▶ _Stored items_:

----

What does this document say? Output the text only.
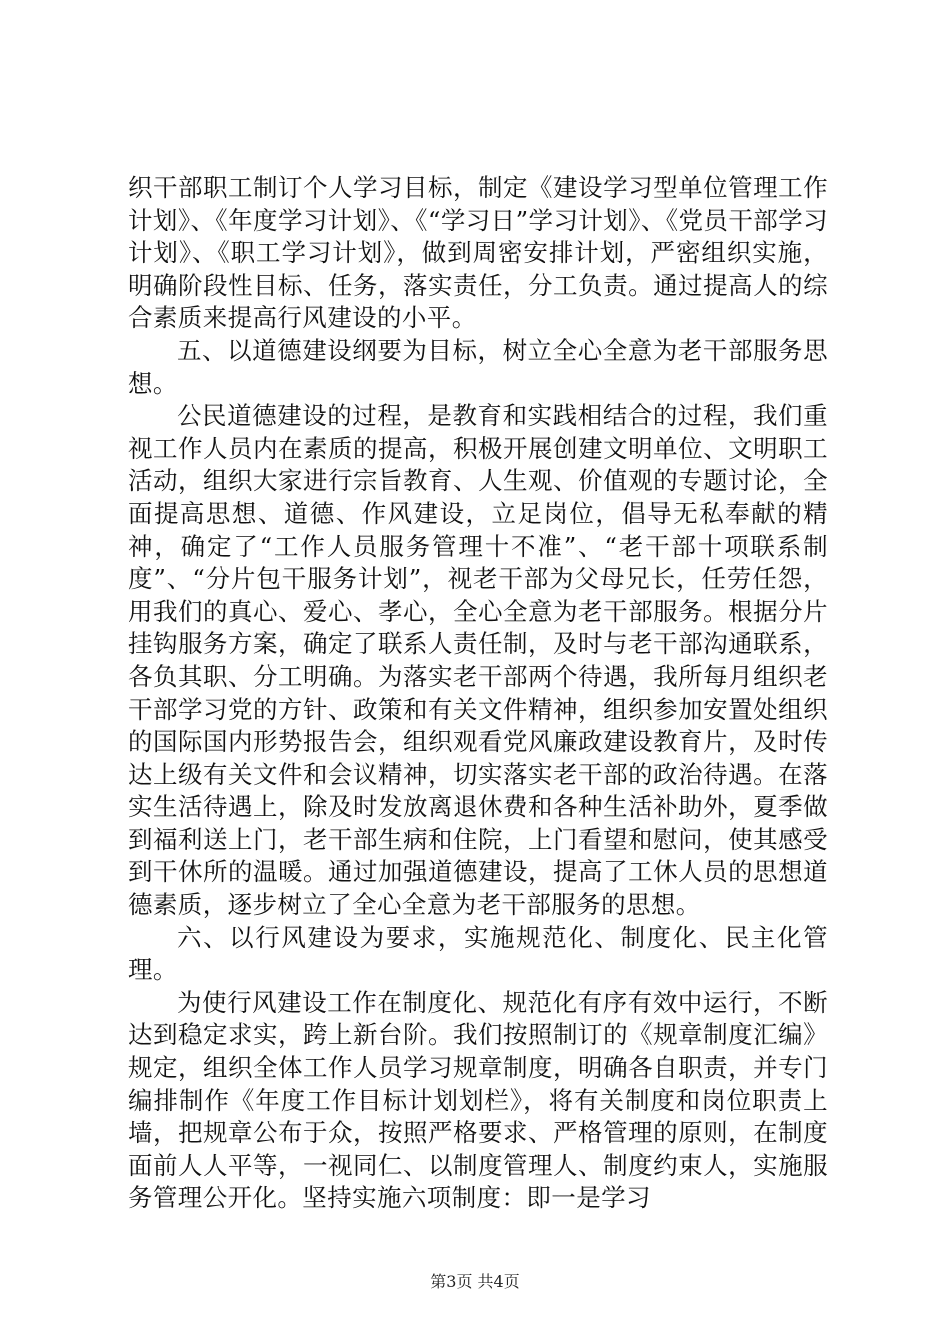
织干部职工制订个人学习目标，制定《建设学习型单位管理工作计划》、《年度学习计划》、《“学习日”学习计划》、《党员干部学习计划》、《职工学习计划》，做到周密安排计划，严密组织实施，明确阶段性目标、任务，落实责任，分工负责。通过提高人的综合素质来提高行风建设的小平。

五、以道德建设纲要为目标，树立全心全意为老干部服务思想。

公民道德建设的过程，是教育和实践相结合的过程，我们重视工作人员内在素质的提高，积极开展创建文明单位、文明职工活动，组织大家进行宗旨教育、人生观、价值观的专题讨论，全面提高思想、道德、作风建设，立足岗位，倡导无私奉献的精神，确定了“工作人员服务管理十不准”、“老干部十项联系制度”、“分片包干服务计划”，视老干部为父母兄长，任劳任怨，用我们的真心、爱心、孝心，全心全意为老干部服务。根据分片挂钩服务方案，确定了联系人责任制，及时与老干部沟通联系，各负其职、分工明确。为落实老干部两个待遇，我所每月组织老干部学习党的方针、政策和有关文件精神，组织参加安置处组织的国际国内形势报告会，组织观看党风廉政建设教育片，及时传达上级有关文件和会议精神，切实落实老干部的政治待遇。在落实生活待遇上，除及时发放离退休费和各种生活补助外，夏季做到福利送上门，老干部生病和住院，上门看望和慰问，使其感受到干休所的温暖。通过加强道德建设，提高了工休人员的思想道德素质，逐步树立了全心全意为老干部服务的思想。

六、以行风建设为要求，实施规范化、制度化、民主化管理。

为使行风建设工作在制度化、规范化有序有效中运行，不断达到稳定求实，跨上新台阶。我们按照制订的《规章制度汇编》规定，组织全体工作人员学习规章制度，明确各自职责，并专门编排制作《年度工作目标计划划栏》，将有关制度和岗位职责上墙，把规章公布于众，按照严格要求、严格管理的原则，在制度面前人人平等，一视同仁、以制度管理人、制度约束人，实施服务管理公开化。坚持实施六项制度：即一是学习

第3页 共4页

----

▶ _What to work on_:
Leave the pictures out, and transcribe each of the records exactly.

▶ _Answer to this task_:
What does this document say? Output the text only.
织干部职工制订个人学习目标，制定《建设学习型单位管理工作计划》、《年度学习计划》、《“学习日”学习计划》、《党员干部学习计划》、《职工学习计划》，做到周密安排计划，严密组织实施，明确阶段性目标、任务，落实责任，分工负责。通过提高人的综合素质来提高行风建设的小平。

五、以道德建设纲要为目标，树立全心全意为老干部服务思想。

公民道德建设的过程，是教育和实践相结合的过程，我们重视工作人员内在素质的提高，积极开展创建文明单位、文明职工活动，组织大家进行宗旨教育、人生观、价值观的专题讨论，全面提高思想、道德、作风建设，立足岗位，倡导无私奉献的精神，确定了“工作人员服务管理十不准”、“老干部十项联系制度”、“分片包干服务计划”，视老干部为父母兄长，任劳任怨，用我们的真心、爱心、孝心，全心全意为老干部服务。根据分片挂钩服务方案，确定了联系人责任制，及时与老干部沟通联系，各负其职、分工明确。为落实老干部两个待遇，我所每月组织老干部学习党的方针、政策和有关文件精神，组织参加安置处组织的国际国内形势报告会，组织观看党风廉政建设教育片，及时传达上级有关文件和会议精神，切实落实老干部的政治待遇。在落实生活待遇上，除及时发放离退休费和各种生活补助外，夏季做到福利送上门，老干部生病和住院，上门看望和慰问，使其感受到干休所的温暖。通过加强道德建设，提高了工休人员的思想道德素质，逐步树立了全心全意为老干部服务的思想。

六、以行风建设为要求，实施规范化、制度化、民主化管理。

为使行风建设工作在制度化、规范化有序有效中运行，不断达到稳定求实，跨上新台阶。我们按照制订的《规章制度汇编》规定，组织全体工作人员学习规章制度，明确各自职责，并专门编排制作《年度工作目标计划划栏》，将有关制度和岗位职责上墙，把规章公布于众，按照严格要求、严格管理的原则，在制度面前人人平等，一视同仁、以制度管理人、制度约束人，实施服务管理公开化。坚持实施六项制度：即一是学习

第3页 共4页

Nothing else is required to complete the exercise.